» RECORDS FOR PROCESSING
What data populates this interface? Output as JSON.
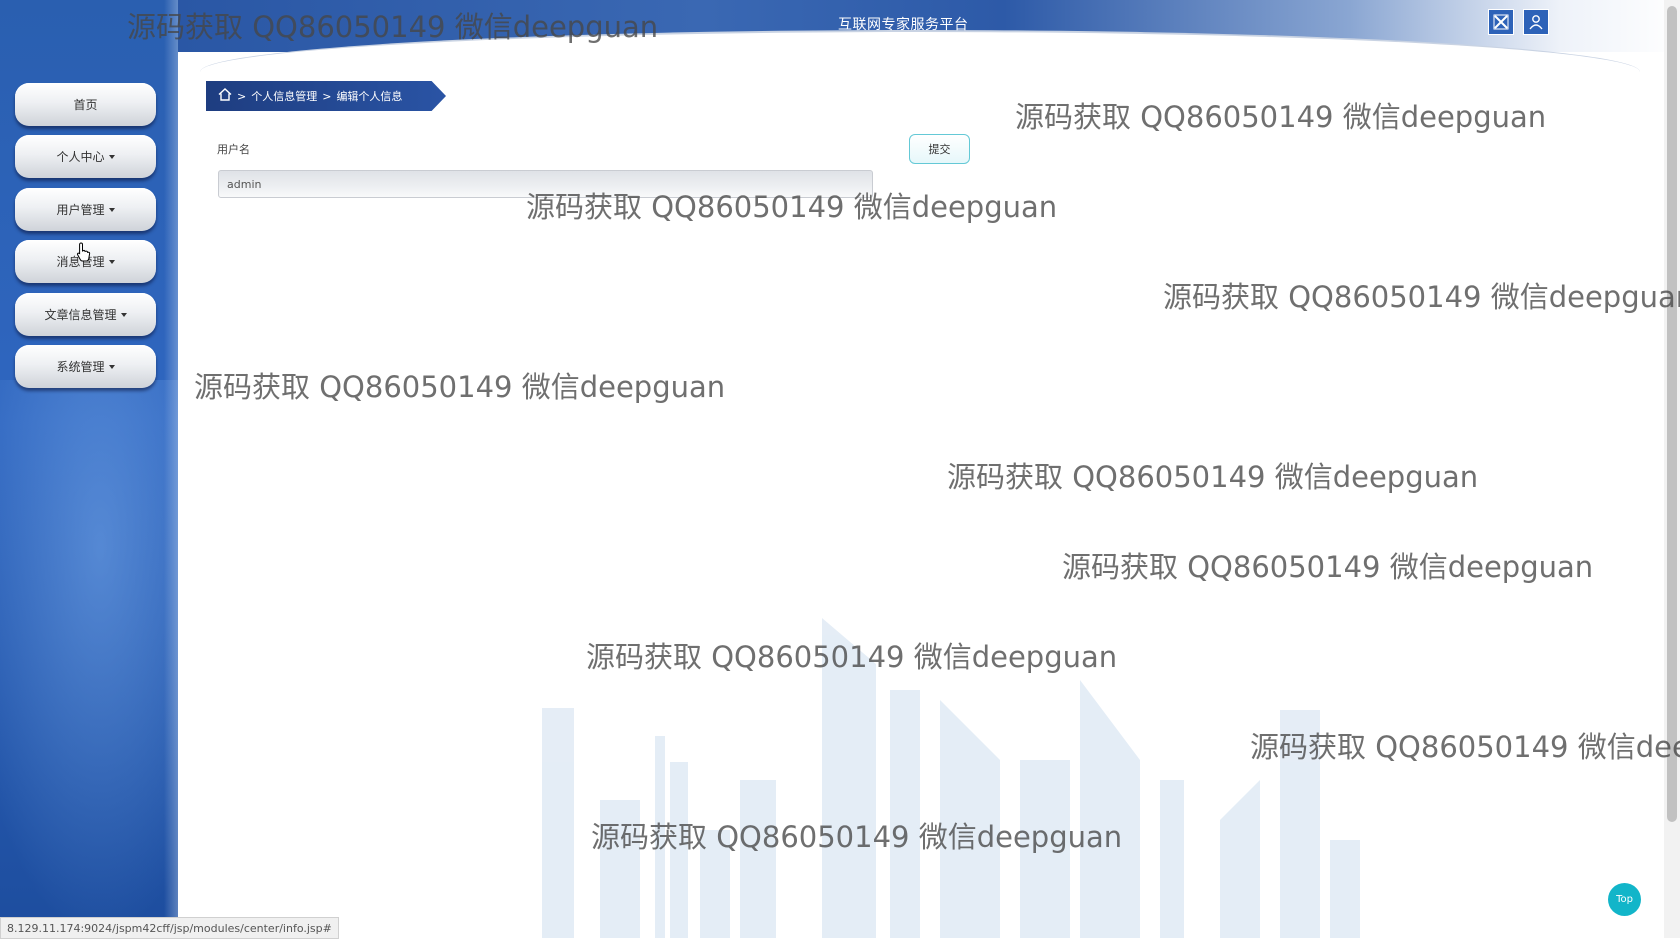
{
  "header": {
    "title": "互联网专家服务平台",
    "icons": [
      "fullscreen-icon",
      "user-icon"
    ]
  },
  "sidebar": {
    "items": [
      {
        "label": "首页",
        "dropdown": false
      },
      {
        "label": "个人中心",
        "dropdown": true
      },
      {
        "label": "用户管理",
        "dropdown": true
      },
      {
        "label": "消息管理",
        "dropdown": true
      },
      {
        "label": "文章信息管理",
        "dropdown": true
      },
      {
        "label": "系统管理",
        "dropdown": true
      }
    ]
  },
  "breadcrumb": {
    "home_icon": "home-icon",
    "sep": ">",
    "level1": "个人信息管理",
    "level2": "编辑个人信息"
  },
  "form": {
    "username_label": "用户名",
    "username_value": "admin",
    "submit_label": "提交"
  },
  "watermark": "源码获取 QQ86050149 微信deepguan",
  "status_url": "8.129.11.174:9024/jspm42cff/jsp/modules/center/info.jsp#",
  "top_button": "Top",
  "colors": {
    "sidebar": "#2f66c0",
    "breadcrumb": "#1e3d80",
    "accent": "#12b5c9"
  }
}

» REQUIRED WORK
Skip the pictures and transcribe the rest of the records exactly.

» THE OUTPUT
What data populates this interface? Output as JSON.
{
  "header": {
    "title": "互联网专家服务平台",
    "icons": [
      "fullscreen-icon",
      "user-icon"
    ]
  },
  "sidebar": {
    "items": [
      {
        "label": "首页",
        "dropdown": false
      },
      {
        "label": "个人中心",
        "dropdown": true
      },
      {
        "label": "用户管理",
        "dropdown": true
      },
      {
        "label": "消息管理",
        "dropdown": true
      },
      {
        "label": "文章信息管理",
        "dropdown": true
      },
      {
        "label": "系统管理",
        "dropdown": true
      }
    ]
  },
  "breadcrumb": {
    "home_icon": "home-icon",
    "sep": ">",
    "level1": "个人信息管理",
    "level2": "编辑个人信息"
  },
  "form": {
    "username_label": "用户名",
    "username_value": "admin",
    "submit_label": "提交"
  },
  "watermark": "源码获取 QQ86050149 微信deepguan",
  "status_url": "8.129.11.174:9024/jspm42cff/jsp/modules/center/info.jsp#",
  "top_button": "Top",
  "colors": {
    "sidebar": "#2f66c0",
    "breadcrumb": "#1e3d80",
    "accent": "#12b5c9"
  }
}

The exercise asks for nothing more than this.